§ Your goal
Please count the lines in the listing below where the word "года" appears. Give the number only.

[Stored records]
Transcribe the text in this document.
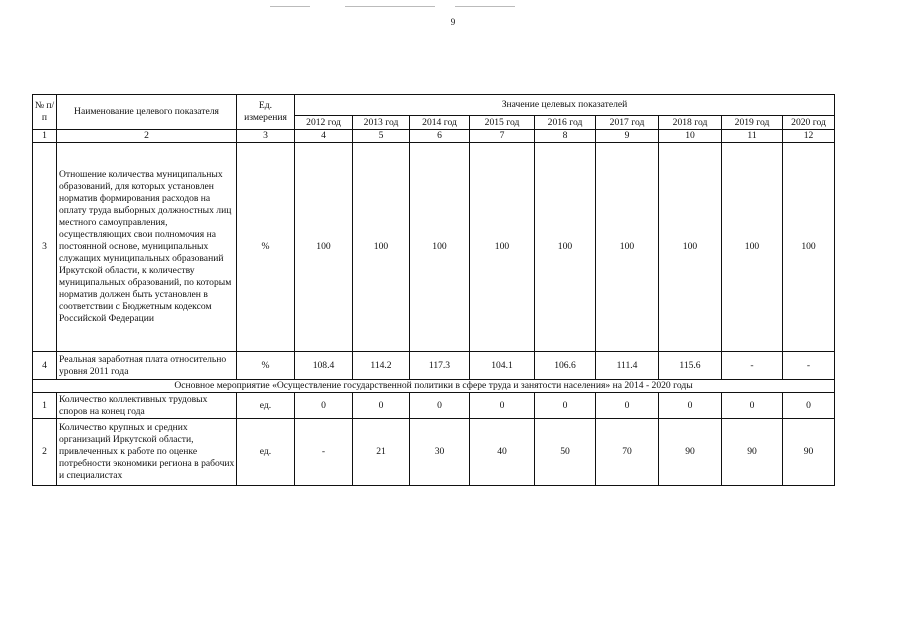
9
№ п/п	Наименование целевого показателя	Ед. измерения	Значение целевых показателей								
			2012 год	2013 год	2014 год	2015 год	2016 год	2017 год	2018 год	2019 год	2020 год
1	2	3	4	5	6	7	8	9	10	11	12
3	Отношение количества муниципальных образований, для которых установлен норматив формирования расходов на оплату труда выборных должностных лиц местного самоуправления, осуществляющих свои полномочия на постоянной основе, муниципальных служащих муниципальных образований Иркутской области, к количеству муниципальных образований, по которым норматив должен быть установлен в соответствии с Бюджетным кодексом Российской Федерации	%	100	100	100	100	100	100	100	100	100
4	Реальная заработная плата относительно уровня 2011 года	%	108.4	114.2	117.3	104.1	106.6	111.4	115.6	-	-
Основное мероприятие «Осуществление государственной политики в сфере труда и занятости населения» на 2014 - 2020 годы											
1	Количество коллективных трудовых споров на конец года	ед.	0	0	0	0	0	0	0	0	0
2	Количество крупных и средних организаций Иркутской области, привлеченных к работе по оценке потребности экономики региона в рабочих и специалистах	ед.	-	21	30	40	50	70	90	90	90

§ Task result
2